## Your goal
Go through the records below line by line. Count the lines with "method" and give the count alone.

## Data lines
········
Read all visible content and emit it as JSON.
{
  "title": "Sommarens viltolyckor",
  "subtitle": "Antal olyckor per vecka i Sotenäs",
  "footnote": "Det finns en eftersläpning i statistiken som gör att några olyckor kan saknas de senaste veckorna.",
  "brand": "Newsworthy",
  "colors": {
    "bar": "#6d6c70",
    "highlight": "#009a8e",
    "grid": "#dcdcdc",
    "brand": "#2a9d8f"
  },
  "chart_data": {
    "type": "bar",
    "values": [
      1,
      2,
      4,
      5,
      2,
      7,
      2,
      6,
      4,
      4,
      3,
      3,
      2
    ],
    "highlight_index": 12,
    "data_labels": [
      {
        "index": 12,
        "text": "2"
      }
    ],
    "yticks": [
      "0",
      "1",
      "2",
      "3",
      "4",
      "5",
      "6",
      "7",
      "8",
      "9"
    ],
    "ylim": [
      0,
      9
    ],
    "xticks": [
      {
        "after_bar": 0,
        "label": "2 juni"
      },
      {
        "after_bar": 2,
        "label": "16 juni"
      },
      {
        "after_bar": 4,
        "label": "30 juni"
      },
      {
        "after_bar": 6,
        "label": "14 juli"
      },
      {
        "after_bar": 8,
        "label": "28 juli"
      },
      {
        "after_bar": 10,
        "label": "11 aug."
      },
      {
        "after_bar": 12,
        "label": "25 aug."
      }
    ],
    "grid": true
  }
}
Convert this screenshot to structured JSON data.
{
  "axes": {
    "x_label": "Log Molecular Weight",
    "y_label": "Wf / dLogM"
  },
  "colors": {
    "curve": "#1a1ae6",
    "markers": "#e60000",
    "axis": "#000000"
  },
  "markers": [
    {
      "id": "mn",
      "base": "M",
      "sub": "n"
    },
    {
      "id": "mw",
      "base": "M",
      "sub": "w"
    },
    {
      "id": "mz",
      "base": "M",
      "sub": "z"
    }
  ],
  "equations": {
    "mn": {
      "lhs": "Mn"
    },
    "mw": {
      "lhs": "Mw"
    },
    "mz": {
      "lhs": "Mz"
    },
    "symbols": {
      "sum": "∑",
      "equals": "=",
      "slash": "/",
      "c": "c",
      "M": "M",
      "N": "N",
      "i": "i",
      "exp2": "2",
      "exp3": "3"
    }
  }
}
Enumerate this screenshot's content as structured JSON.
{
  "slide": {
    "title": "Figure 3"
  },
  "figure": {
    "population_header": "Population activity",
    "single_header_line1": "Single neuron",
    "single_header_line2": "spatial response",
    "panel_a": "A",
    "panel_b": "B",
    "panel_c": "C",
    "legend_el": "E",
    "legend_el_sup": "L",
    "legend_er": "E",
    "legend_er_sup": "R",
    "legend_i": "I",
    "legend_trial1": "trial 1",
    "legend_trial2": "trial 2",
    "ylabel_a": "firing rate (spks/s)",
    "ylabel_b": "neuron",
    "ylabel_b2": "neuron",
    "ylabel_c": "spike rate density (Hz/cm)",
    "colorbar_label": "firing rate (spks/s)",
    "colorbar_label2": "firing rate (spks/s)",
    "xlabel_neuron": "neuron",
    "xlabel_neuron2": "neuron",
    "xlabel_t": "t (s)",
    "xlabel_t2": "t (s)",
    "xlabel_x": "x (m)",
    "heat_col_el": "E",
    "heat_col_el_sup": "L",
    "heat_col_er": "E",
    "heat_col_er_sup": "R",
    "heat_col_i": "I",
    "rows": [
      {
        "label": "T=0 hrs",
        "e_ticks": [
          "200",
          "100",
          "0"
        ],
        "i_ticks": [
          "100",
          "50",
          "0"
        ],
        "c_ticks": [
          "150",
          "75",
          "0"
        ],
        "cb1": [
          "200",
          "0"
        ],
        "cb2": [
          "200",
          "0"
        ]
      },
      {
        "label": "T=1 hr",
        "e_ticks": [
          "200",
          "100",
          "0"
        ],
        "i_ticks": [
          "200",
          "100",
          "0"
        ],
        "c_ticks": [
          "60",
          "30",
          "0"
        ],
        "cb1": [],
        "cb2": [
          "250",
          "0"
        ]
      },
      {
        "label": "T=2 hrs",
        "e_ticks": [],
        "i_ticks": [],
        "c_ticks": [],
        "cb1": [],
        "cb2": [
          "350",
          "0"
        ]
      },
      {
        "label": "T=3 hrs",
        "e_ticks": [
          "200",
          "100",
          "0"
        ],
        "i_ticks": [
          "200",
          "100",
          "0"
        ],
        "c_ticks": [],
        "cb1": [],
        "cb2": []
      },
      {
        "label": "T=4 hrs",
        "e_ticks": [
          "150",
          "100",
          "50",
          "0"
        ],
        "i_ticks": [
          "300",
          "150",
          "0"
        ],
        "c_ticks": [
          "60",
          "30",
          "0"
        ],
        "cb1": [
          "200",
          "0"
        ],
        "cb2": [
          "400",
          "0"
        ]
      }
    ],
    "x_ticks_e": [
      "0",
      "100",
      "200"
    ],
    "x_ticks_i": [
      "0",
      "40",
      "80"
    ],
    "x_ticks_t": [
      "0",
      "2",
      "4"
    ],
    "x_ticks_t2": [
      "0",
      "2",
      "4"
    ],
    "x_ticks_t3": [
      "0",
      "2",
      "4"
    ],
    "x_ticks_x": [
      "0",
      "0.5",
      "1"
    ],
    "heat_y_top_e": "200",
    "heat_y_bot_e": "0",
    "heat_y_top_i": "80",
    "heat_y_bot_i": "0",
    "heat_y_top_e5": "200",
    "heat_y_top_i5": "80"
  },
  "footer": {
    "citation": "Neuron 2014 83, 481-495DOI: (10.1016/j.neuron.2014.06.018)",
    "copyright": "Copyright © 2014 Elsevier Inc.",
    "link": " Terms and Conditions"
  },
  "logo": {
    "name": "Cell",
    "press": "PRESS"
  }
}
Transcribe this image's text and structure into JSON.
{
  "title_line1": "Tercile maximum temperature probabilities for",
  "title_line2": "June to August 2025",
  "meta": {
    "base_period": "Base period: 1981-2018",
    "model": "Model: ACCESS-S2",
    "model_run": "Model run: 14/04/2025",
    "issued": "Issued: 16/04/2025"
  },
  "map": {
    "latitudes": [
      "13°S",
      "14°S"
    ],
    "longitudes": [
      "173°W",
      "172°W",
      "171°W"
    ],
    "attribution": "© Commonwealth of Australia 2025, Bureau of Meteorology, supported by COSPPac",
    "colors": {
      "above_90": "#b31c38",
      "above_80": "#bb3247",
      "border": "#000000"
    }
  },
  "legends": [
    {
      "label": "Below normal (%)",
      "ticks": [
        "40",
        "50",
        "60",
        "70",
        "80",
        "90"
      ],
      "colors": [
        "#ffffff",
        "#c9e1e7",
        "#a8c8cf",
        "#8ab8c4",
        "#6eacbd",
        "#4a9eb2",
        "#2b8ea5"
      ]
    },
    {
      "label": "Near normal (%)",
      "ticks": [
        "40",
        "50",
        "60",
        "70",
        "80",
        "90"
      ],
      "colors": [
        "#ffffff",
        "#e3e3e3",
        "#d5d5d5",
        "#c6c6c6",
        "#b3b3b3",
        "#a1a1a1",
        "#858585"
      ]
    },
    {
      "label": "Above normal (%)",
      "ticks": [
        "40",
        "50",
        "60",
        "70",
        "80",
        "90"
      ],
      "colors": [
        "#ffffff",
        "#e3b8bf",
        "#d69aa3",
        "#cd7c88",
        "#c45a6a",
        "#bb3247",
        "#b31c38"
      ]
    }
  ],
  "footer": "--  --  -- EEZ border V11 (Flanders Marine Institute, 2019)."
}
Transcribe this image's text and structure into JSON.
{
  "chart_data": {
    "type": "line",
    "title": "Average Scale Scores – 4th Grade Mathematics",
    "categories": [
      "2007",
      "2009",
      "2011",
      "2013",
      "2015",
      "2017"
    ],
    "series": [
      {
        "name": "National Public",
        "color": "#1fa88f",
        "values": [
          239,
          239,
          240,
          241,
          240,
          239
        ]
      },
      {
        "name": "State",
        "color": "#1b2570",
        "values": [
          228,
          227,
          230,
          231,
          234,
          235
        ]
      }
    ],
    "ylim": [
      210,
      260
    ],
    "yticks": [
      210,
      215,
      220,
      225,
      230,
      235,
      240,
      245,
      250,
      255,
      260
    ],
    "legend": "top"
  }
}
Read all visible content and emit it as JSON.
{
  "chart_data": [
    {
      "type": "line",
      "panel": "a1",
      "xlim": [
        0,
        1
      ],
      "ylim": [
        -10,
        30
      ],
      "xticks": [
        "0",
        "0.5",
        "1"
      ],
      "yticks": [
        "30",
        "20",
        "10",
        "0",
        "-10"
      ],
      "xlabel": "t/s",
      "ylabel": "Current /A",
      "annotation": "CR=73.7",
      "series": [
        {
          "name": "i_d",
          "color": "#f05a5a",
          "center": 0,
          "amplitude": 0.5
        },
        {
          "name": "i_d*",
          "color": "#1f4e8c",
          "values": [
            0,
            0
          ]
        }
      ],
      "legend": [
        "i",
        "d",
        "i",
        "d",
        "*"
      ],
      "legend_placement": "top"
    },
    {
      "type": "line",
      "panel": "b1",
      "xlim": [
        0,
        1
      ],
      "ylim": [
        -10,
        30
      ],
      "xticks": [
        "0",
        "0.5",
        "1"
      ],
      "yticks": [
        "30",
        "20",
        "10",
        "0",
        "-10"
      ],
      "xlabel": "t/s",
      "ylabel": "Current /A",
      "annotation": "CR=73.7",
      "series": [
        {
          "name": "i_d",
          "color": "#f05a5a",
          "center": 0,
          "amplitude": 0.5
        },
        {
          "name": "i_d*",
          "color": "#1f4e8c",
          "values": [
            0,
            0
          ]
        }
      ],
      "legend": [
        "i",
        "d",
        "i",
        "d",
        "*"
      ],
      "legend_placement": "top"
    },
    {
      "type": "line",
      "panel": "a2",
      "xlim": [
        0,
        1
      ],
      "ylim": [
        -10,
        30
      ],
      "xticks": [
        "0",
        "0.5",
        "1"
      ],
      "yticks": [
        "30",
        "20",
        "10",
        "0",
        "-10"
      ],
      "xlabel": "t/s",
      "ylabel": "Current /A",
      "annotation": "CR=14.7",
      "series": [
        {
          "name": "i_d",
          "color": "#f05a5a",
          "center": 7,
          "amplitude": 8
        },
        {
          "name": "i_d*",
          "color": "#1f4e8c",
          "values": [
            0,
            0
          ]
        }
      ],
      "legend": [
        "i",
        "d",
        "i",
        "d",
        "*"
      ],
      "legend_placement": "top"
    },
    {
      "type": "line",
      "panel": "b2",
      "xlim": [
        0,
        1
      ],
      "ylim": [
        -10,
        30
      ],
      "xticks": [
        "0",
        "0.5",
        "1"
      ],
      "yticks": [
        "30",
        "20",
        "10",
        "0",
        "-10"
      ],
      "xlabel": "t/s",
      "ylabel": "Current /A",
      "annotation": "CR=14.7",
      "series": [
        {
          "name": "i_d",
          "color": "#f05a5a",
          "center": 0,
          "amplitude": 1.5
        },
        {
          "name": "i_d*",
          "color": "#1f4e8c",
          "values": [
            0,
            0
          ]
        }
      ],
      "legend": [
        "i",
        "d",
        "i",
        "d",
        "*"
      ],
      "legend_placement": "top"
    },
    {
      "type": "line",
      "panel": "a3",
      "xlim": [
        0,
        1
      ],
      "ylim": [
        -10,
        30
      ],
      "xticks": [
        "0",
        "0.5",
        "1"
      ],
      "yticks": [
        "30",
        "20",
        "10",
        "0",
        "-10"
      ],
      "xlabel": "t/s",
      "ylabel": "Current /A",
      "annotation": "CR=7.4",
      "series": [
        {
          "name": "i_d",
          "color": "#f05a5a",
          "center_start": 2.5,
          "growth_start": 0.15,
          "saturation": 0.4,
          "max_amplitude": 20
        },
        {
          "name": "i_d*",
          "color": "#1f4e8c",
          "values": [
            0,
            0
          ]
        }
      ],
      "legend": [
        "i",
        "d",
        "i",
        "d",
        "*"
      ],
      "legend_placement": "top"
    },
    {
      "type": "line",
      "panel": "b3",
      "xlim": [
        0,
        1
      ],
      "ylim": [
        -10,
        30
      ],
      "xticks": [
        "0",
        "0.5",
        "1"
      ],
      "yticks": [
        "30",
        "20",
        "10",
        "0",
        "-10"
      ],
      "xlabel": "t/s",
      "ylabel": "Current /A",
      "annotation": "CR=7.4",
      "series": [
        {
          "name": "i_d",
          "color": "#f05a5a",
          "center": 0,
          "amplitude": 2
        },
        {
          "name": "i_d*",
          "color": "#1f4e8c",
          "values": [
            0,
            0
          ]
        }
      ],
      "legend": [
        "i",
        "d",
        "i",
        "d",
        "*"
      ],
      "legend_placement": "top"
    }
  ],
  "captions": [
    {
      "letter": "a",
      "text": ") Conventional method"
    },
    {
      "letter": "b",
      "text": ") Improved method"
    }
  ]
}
········
## Result of the task
2